Problem requirements ->
Convert every line in the entries below into a numbered list, omitting any blank lines.

===== Information supplied

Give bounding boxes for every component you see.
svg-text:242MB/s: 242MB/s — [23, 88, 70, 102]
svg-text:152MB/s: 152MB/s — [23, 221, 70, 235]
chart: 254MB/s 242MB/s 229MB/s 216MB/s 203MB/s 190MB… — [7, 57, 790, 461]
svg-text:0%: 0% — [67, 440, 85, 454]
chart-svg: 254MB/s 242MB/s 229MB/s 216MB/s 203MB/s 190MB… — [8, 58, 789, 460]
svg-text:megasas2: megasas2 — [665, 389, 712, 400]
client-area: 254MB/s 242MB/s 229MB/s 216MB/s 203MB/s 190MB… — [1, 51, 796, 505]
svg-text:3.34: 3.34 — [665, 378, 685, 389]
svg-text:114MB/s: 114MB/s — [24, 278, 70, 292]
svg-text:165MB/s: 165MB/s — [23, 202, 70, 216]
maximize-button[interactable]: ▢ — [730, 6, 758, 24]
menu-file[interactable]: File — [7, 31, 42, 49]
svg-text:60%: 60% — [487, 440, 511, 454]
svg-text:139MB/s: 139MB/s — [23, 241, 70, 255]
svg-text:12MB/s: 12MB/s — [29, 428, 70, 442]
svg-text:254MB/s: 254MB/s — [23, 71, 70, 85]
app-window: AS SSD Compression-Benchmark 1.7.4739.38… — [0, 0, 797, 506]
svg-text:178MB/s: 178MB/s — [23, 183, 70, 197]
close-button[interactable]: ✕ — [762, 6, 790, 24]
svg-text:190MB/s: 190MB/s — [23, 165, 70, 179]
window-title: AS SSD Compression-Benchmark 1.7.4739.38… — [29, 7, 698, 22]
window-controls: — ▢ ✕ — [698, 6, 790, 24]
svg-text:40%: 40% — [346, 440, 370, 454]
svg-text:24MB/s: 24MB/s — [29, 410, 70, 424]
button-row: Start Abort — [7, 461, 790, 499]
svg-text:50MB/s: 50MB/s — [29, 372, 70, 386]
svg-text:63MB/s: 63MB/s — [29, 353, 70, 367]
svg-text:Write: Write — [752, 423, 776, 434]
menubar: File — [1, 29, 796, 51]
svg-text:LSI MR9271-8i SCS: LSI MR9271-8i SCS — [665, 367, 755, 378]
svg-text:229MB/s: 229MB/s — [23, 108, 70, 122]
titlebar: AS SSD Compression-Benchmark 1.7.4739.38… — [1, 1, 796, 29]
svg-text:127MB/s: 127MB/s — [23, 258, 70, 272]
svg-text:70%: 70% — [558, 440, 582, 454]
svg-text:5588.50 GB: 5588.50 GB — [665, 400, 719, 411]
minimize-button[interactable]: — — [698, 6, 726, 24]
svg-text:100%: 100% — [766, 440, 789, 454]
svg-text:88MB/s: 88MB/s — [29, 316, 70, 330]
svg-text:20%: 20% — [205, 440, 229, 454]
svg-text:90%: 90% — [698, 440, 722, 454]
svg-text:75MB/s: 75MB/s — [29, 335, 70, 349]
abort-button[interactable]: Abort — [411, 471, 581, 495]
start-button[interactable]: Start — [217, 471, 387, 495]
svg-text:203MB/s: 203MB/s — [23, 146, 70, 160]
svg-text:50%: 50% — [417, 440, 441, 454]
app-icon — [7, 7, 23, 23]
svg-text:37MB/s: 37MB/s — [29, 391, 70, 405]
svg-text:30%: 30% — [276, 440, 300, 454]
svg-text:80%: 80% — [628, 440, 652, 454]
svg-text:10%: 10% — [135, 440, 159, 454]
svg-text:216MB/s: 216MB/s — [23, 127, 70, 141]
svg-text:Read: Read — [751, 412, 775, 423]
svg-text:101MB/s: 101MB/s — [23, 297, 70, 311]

==========

Right answer ->
1. Give bounding boxes for every component you see.
2. svg-text:242MB/s: 242MB/s — [23, 88, 70, 102]
3. svg-text:152MB/s: 152MB/s — [23, 221, 70, 235]
4. chart: 254MB/s 242MB/s 229MB/s 216MB/s 203MB/s 190MB… — [7, 57, 790, 461]
5. svg-text:0%: 0% — [67, 440, 85, 454]
6. chart-svg: 254MB/s 242MB/s 229MB/s 216MB/s 203MB/s 190MB… — [8, 58, 789, 460]
7. svg-text:megasas2: megasas2 — [665, 389, 712, 400]
8. client-area: 254MB/s 242MB/s 229MB/s 216MB/s 203MB/s 190MB… — [1, 51, 796, 505]
9. svg-text:3.34: 3.34 — [665, 378, 685, 389]
10. svg-text:114MB/s: 114MB/s — [24, 278, 70, 292]
11. svg-text:165MB/s: 165MB/s — [23, 202, 70, 216]
12. maximize-button[interactable]: ▢ — [730, 6, 758, 24]
13. menu-file[interactable]: File — [7, 31, 42, 49]
14. svg-text:60%: 60% — [487, 440, 511, 454]
15. svg-text:139MB/s: 139MB/s — [23, 241, 70, 255]
16. svg-text:12MB/s: 12MB/s — [29, 428, 70, 442]
17. svg-text:254MB/s: 254MB/s — [23, 71, 70, 85]
18. app-window: AS SSD Compression-Benchmark 1.7.4739.38… — [0, 0, 797, 506]
19. svg-text:178MB/s: 178MB/s — [23, 183, 70, 197]
20. close-button[interactable]: ✕ — [762, 6, 790, 24]
21. svg-text:190MB/s: 190MB/s — [23, 165, 70, 179]
22. window-title: AS SSD Compression-Benchmark 1.7.4739.38… — [29, 7, 698, 22]
23. window-controls: — ▢ ✕ — [698, 6, 790, 24]
24. svg-text:40%: 40% — [346, 440, 370, 454]
25. svg-text:24MB/s: 24MB/s — [29, 410, 70, 424]
26. button-row: Start Abort — [7, 461, 790, 499]
27. svg-text:50MB/s: 50MB/s — [29, 372, 70, 386]
28. svg-text:63MB/s: 63MB/s — [29, 353, 70, 367]
29. svg-text:Write: Write — [752, 423, 776, 434]
30. menubar: File — [1, 29, 796, 51]
31. svg-text:LSI MR9271-8i SCS: LSI MR9271-8i SCS — [665, 367, 755, 378]
32. svg-text:229MB/s: 229MB/s — [23, 108, 70, 122]
33. titlebar: AS SSD Compression-Benchmark 1.7.4739.38… — [1, 1, 796, 29]
34. svg-text:127MB/s: 127MB/s — [23, 258, 70, 272]
35. svg-text:70%: 70% — [558, 440, 582, 454]
36. svg-text:5588.50 GB: 5588.50 GB — [665, 400, 719, 411]
37. minimize-button[interactable]: — — [698, 6, 726, 24]
38. svg-text:100%: 100% — [766, 440, 789, 454]
39. svg-text:88MB/s: 88MB/s — [29, 316, 70, 330]
40. svg-text:20%: 20% — [205, 440, 229, 454]
41. svg-text:90%: 90% — [698, 440, 722, 454]
42. svg-text:75MB/s: 75MB/s — [29, 335, 70, 349]
43. abort-button[interactable]: Abort — [411, 471, 581, 495]
44. start-button[interactable]: Start — [217, 471, 387, 495]
45. svg-text:203MB/s: 203MB/s — [23, 146, 70, 160]
46. svg-text:50%: 50% — [417, 440, 441, 454]
47. app-icon — [7, 7, 23, 23]
48. svg-text:37MB/s: 37MB/s — [29, 391, 70, 405]
49. svg-text:30%: 30% — [276, 440, 300, 454]
50. svg-text:80%: 80% — [628, 440, 652, 454]
51. svg-text:10%: 10% — [135, 440, 159, 454]
52. svg-text:216MB/s: 216MB/s — [23, 127, 70, 141]
53. svg-text:Read: Read — [751, 412, 775, 423]
54. svg-text:101MB/s: 101MB/s — [23, 297, 70, 311]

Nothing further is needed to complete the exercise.